PROBLEM REQUIREMENTS:
For the entries that follow, state how many lines include the word "commissaire", giving the number and nothing else.

RECORD EXTRACTS:
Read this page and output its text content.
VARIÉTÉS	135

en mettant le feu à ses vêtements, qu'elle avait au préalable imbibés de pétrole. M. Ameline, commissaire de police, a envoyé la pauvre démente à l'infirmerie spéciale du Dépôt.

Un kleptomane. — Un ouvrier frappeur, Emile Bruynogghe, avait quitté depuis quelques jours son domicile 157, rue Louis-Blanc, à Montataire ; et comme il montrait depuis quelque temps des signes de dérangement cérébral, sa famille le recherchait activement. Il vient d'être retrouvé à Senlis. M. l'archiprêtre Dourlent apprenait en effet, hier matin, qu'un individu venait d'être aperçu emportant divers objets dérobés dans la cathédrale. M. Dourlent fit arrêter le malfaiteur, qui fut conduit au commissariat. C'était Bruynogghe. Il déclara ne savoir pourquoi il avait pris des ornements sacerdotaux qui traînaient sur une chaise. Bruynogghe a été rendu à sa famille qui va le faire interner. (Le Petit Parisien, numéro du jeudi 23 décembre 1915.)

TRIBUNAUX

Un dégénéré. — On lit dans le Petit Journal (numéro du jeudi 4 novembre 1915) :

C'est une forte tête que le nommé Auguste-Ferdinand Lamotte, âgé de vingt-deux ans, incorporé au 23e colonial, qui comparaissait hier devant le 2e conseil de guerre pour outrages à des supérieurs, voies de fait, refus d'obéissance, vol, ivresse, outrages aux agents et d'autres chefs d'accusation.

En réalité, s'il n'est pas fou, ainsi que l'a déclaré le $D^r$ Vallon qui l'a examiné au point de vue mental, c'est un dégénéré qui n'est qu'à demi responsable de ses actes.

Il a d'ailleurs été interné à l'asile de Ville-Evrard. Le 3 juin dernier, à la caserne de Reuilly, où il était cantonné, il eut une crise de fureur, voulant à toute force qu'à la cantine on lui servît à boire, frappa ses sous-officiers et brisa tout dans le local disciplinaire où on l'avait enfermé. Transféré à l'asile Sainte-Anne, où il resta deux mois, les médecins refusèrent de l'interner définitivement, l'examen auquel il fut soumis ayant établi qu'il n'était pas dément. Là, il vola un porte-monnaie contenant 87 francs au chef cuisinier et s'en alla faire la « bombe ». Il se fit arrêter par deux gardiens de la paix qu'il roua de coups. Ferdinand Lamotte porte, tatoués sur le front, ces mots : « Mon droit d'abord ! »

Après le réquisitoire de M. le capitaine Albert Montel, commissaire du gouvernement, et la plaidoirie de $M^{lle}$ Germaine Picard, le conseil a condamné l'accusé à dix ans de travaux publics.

TASK ANSWER:
2